--- Start Given entries ---

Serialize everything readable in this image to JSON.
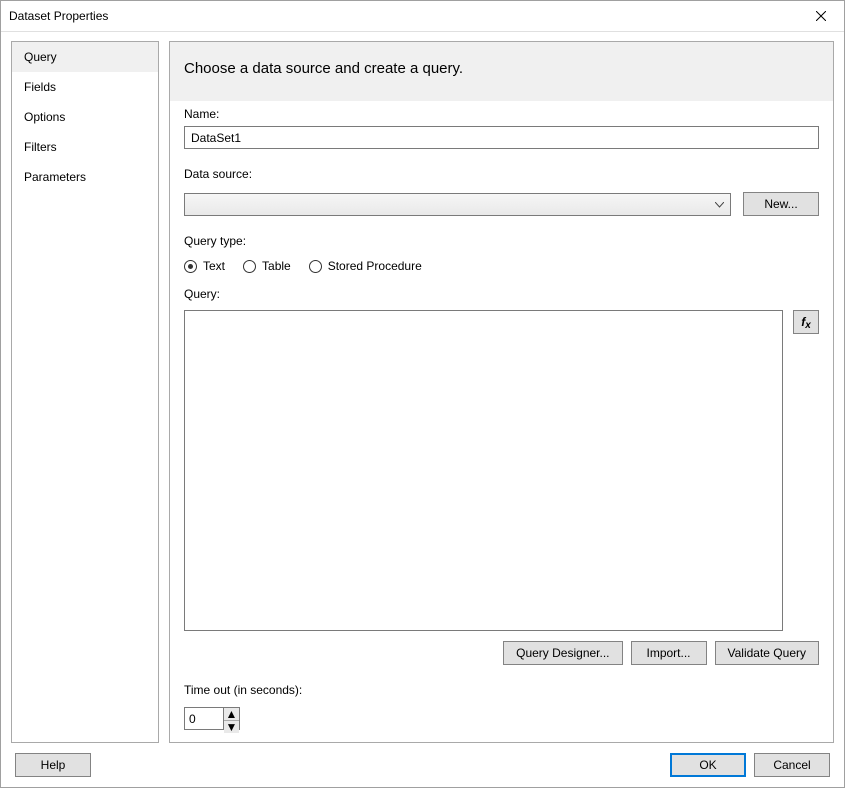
{
  "window": {
    "title": "Dataset Properties"
  },
  "sidebar": {
    "items": [
      {
        "label": "Query",
        "selected": true
      },
      {
        "label": "Fields",
        "selected": false
      },
      {
        "label": "Options",
        "selected": false
      },
      {
        "label": "Filters",
        "selected": false
      },
      {
        "label": "Parameters",
        "selected": false
      }
    ]
  },
  "header": {
    "title": "Choose a data source and create a query."
  },
  "name_field": {
    "label": "Name:",
    "value": "DataSet1"
  },
  "data_source": {
    "label": "Data source:",
    "selected": "",
    "new_button": "New..."
  },
  "query_type": {
    "label": "Query type:",
    "options": [
      {
        "label": "Text",
        "checked": true
      },
      {
        "label": "Table",
        "checked": false
      },
      {
        "label": "Stored Procedure",
        "checked": false
      }
    ]
  },
  "query": {
    "label": "Query:",
    "value": "",
    "fx_label": "fx",
    "buttons": {
      "designer": "Query Designer...",
      "import": "Import...",
      "validate": "Validate Query"
    }
  },
  "timeout": {
    "label": "Time out (in seconds):",
    "value": "0"
  },
  "footer": {
    "help": "Help",
    "ok": "OK",
    "cancel": "Cancel"
  }
}
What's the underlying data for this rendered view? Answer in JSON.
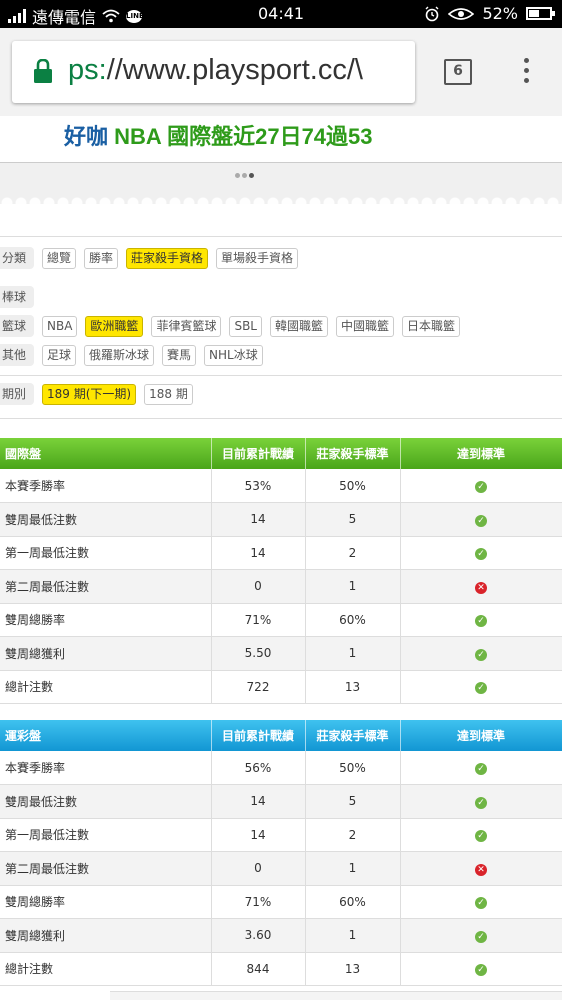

--- End Given entries ---

▶ [Task instructions]
Search the lines for the string "this" and copy every line that has it.

▶ [Final result]
Serialize everything readable in this image to JSON.
What's the underlying data for this rendered view? Answer in JSON.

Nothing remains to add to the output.